(Data items)
_____
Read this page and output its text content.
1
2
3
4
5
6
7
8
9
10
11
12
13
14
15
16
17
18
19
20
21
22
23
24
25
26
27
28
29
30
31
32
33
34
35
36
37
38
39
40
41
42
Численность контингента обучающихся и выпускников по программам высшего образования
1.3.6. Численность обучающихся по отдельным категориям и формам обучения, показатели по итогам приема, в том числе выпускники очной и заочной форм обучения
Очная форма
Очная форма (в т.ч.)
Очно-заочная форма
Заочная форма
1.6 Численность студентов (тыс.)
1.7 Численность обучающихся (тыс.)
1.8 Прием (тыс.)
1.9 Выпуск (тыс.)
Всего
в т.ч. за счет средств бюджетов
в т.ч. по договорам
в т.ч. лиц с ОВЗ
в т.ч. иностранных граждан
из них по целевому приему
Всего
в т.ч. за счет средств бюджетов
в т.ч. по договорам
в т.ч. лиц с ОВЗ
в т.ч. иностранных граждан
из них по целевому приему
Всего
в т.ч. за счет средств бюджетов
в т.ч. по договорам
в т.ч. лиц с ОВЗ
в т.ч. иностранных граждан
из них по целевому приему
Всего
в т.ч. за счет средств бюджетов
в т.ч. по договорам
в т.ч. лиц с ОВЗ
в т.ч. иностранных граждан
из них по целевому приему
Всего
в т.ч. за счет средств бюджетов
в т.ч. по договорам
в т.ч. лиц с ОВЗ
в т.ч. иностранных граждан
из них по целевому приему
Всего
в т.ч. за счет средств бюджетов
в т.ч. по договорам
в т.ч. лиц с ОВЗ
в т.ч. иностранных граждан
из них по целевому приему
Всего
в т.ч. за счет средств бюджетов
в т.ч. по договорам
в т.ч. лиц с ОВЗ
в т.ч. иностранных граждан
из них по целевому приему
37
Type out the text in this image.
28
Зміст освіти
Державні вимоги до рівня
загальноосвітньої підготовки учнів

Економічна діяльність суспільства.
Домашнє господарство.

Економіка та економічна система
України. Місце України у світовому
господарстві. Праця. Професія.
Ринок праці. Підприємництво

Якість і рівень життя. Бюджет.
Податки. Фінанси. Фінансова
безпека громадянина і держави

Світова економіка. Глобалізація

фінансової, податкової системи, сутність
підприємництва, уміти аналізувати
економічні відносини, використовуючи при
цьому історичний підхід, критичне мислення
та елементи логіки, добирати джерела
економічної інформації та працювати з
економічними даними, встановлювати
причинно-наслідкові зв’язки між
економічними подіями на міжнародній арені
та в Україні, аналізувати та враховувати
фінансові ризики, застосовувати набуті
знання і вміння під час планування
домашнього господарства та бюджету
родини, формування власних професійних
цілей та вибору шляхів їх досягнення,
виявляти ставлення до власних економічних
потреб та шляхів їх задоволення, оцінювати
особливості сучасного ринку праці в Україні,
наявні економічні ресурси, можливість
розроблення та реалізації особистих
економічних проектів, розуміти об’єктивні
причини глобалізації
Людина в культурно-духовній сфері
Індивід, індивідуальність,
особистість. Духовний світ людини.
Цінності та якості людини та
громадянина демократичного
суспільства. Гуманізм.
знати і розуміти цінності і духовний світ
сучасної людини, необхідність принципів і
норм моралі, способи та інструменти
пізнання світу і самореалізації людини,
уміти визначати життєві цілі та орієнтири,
_____
§ To be done
Reproduce the full listing above, character for character.

§ Exercise solution
Read this page and output its text content.
1
2
3
4
5
6
7
8
9
10
11
12
13
14
15
16
17
18
19
20
21
22
23
24
25
26
27
28
29
30
31
32
33
34
35
36
37
38
39
40
41
42
Численность контингента обучающихся и выпускников по программам высшего образования
1.3.6. Численность обучающихся по отдельным категориям и формам обучения, показатели по итогам приема, в том числе выпускники очной и заочной форм обучения
Очная форма
Очная форма (в т.ч.)
Очно-заочная форма
Заочная форма
1.6 Численность студентов (тыс.)
1.7 Численность обучающихся (тыс.)
1.8 Прием (тыс.)
1.9 Выпуск (тыс.)
Всего
в т.ч. за счет средств бюджетов
в т.ч. по договорам
в т.ч. лиц с ОВЗ
в т.ч. иностранных граждан
из них по целевому приему
Всего
в т.ч. за счет средств бюджетов
в т.ч. по договорам
в т.ч. лиц с ОВЗ
в т.ч. иностранных граждан
из них по целевому приему
Всего
в т.ч. за счет средств бюджетов
в т.ч. по договорам
в т.ч. лиц с ОВЗ
в т.ч. иностранных граждан
из них по целевому приему
Всего
в т.ч. за счет средств бюджетов
в т.ч. по договорам
в т.ч. лиц с ОВЗ
в т.ч. иностранных граждан
из них по целевому приему
Всего
в т.ч. за счет средств бюджетов
в т.ч. по договорам
в т.ч. лиц с ОВЗ
в т.ч. иностранных граждан
из них по целевому приему
Всего
в т.ч. за счет средств бюджетов
в т.ч. по договорам
в т.ч. лиц с ОВЗ
в т.ч. иностранных граждан
из них по целевому приему
Всего
в т.ч. за счет средств бюджетов
в т.ч. по договорам
в т.ч. лиц с ОВЗ
в т.ч. иностранных граждан
из них по целевому приему
37
Type out the text in this image.
28
Зміст освіти
Державні вимоги до рівня
загальноосвітньої підготовки учнів

Економічна діяльність суспільства.
Домашнє господарство.

Економіка та економічна система
України. Місце України у світовому
господарстві. Праця. Професія.
Ринок праці. Підприємництво

Якість і рівень життя. Бюджет.
Податки. Фінанси. Фінансова
безпека громадянина і держави

Світова економіка. Глобалізація

фінансової, податкової системи, сутність
підприємництва, уміти аналізувати
економічні відносини, використовуючи при
цьому історичний підхід, критичне мислення
та елементи логіки, добирати джерела
економічної інформації та працювати з
економічними даними, встановлювати
причинно-наслідкові зв’язки між
економічними подіями на міжнародній арені
та в Україні, аналізувати та враховувати
фінансові ризики, застосовувати набуті
знання і вміння під час планування
домашнього господарства та бюджету
родини, формування власних професійних
цілей та вибору шляхів їх досягнення,
виявляти ставлення до власних економічних
потреб та шляхів їх задоволення, оцінювати
особливості сучасного ринку праці в Україні,
наявні економічні ресурси, можливість
розроблення та реалізації особистих
економічних проектів, розуміти об’єктивні
причини глобалізації
Людина в культурно-духовній сфері
Індивід, індивідуальність,
особистість. Духовний світ людини.
Цінності та якості людини та
громадянина демократичного
суспільства. Гуманізм.
знати і розуміти цінності і духовний світ
сучасної людини, необхідність принципів і
норм моралі, способи та інструменти
пізнання світу і самореалізації людини,
уміти визначати життєві цілі та орієнтири,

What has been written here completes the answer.